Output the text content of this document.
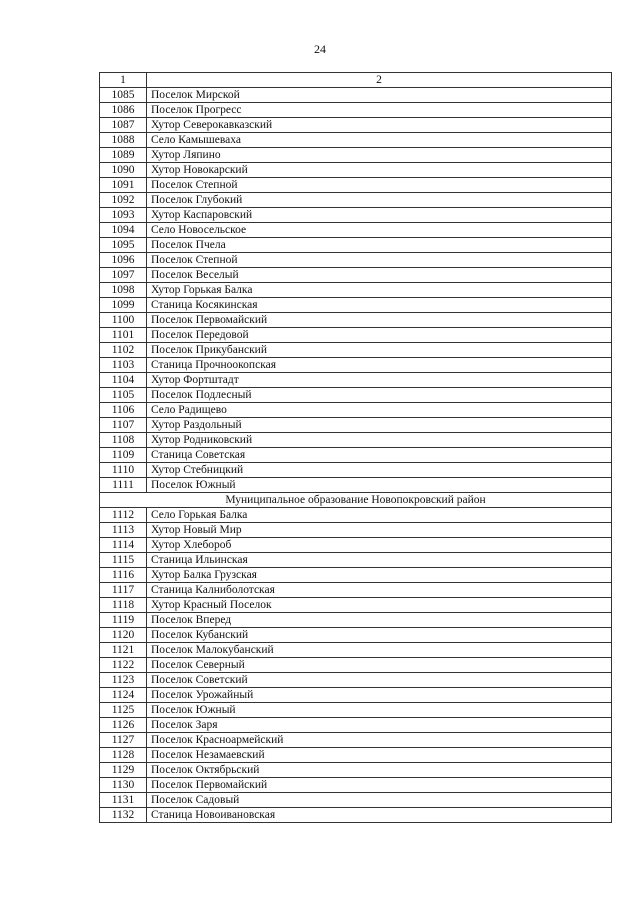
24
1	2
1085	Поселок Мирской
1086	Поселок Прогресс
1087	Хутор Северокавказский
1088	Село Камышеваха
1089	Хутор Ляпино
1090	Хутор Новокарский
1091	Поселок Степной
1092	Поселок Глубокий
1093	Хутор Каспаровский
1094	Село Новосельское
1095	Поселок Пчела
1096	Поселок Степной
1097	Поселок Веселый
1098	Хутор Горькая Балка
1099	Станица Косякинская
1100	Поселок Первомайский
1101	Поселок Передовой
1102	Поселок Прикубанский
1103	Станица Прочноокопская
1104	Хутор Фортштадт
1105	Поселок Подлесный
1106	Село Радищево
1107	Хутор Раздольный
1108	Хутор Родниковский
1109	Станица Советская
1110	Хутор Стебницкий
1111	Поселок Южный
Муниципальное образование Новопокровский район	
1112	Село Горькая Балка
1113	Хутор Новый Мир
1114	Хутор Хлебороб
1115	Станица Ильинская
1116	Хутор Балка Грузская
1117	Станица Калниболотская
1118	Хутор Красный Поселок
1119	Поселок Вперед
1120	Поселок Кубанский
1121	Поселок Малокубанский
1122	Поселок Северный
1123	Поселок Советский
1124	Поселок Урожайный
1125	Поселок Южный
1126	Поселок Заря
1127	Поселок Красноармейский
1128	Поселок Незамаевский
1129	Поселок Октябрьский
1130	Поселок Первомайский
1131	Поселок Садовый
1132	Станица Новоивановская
○ ○ ○ ○
Your objective -> Copy every line in the entries above that has the string "Степной" in it.

Exercise result ->
1091	Поселок Степной
1096	Поселок Степной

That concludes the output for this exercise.